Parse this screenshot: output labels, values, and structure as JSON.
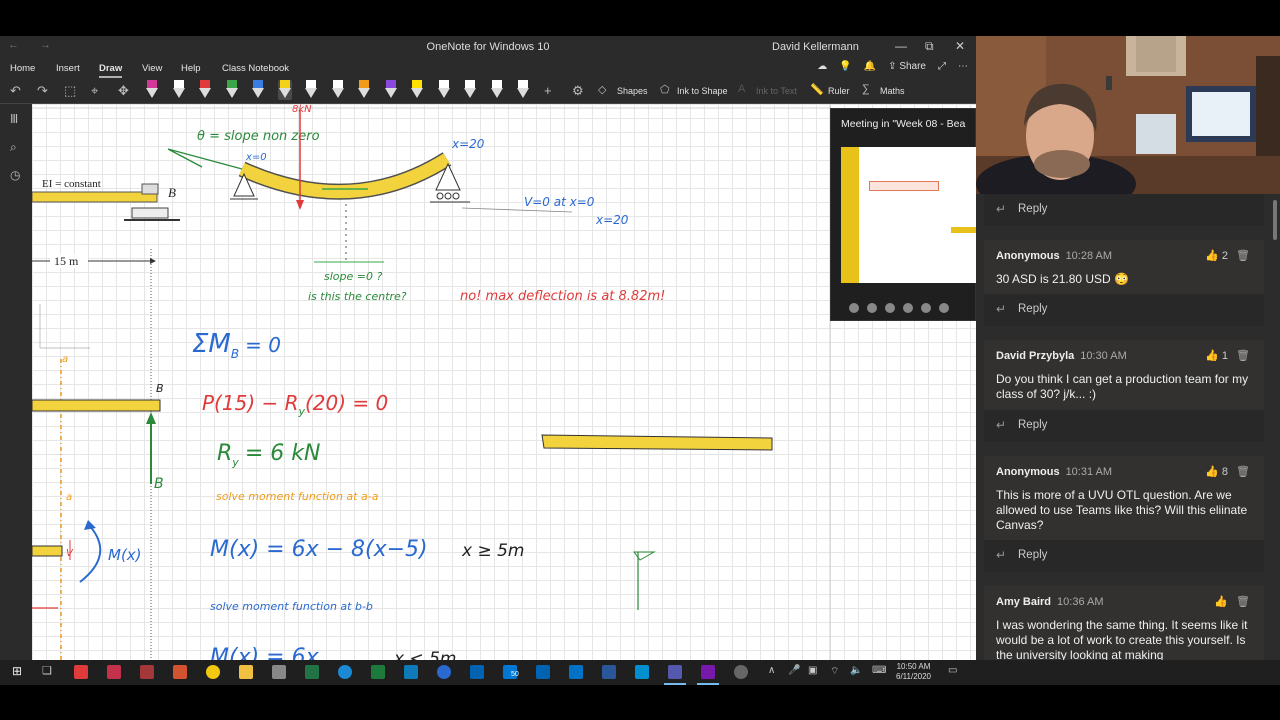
{
  "window": {
    "title": "OneNote for Windows 10",
    "user": "David Kellermann",
    "minimize": "—",
    "maximize": "⧉",
    "close": "✕"
  },
  "menu": {
    "items": [
      "Home",
      "Insert",
      "Draw",
      "View",
      "Help",
      "Class Notebook"
    ],
    "active": "Draw",
    "share": "Share"
  },
  "toolbar": {
    "shapes": "Shapes",
    "ink_to_shape": "Ink to Shape",
    "ink_to_text": "Ink to Text",
    "ruler": "Ruler",
    "maths": "Maths",
    "pen_colors": [
      "#d4379a",
      "#ffffff",
      "#e03a3a",
      "#3aa64a",
      "#3a7de0",
      "#f2d21b",
      "#ffffff",
      "#ffffff",
      "#f29b1b",
      "#8a4ae0",
      "#ffe000",
      "#ffffff",
      "#ffffff",
      "#ffffff",
      "#ffffff"
    ]
  },
  "canvas": {
    "ei_label": "EI = constant",
    "b_label": "B",
    "dim_15m": "15 m",
    "slope_note": "θ = slope non zero",
    "x0_label": "x=0",
    "x20_label": "x=20",
    "load_label": "8kN",
    "v_cond_1": "V=0 at x=0",
    "v_cond_2": "x=20",
    "slope_q": "slope =0 ?",
    "centre_q": "is this the centre?",
    "max_defl": "no! max deflection is at 8.82m!",
    "eq_sum": "ΣM",
    "eq_sum_sub": "B",
    "eq_sum_rhs": "= 0",
    "eq_p": "P(15) − R",
    "eq_p_sub": "y",
    "eq_p_rhs": "(20) = 0",
    "eq_ry": "R",
    "eq_ry_sub": "y",
    "eq_ry_rhs": "= 6 kN",
    "solve_aa": "solve moment function at a-a",
    "mx1": "M(x) = 6x − 8(x−5)",
    "mx1_cond": "x ≥ 5m",
    "solve_bb": "solve moment function at b-b",
    "mx2": "M(x) = 6x",
    "mx2_cond": "x < 5m",
    "label_a_top": "a",
    "label_a_bot": "a",
    "label_b_top": "B",
    "label_b_bot": "B",
    "mx_side": "M(x)",
    "v_side": "V"
  },
  "meeting": {
    "title": "Meeting in \"Week 08 - Bea"
  },
  "chat": {
    "reply_label": "Reply",
    "messages": [
      {
        "author": "Anonymous",
        "time": "10:28 AM",
        "likes": "2",
        "text": "30 ASD is 21.80 USD 😳"
      },
      {
        "author": "David Przybyla",
        "time": "10:30 AM",
        "likes": "1",
        "text": "Do you think I can get a production team for my class of 30? j/k... :)"
      },
      {
        "author": "Anonymous",
        "time": "10:31 AM",
        "likes": "8",
        "text": "This is more of a UVU OTL question. Are we allowed to use Teams like this? Will this eliinate Canvas?"
      },
      {
        "author": "Amy Baird",
        "time": "10:36 AM",
        "likes": "",
        "text": "I was wondering the same thing. It seems like it would be a lot of work to create this yourself. Is the university looking at making"
      }
    ]
  },
  "taskbar": {
    "time": "10:50 AM",
    "date": "6/11/2020",
    "badge": "50"
  }
}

________

Scan the entries above for the word "author" and collect each line holding it.

        "author": "Anonymous",
        "author": "David Przybyla",
        "author": "Anonymous",
        "author": "Amy Baird",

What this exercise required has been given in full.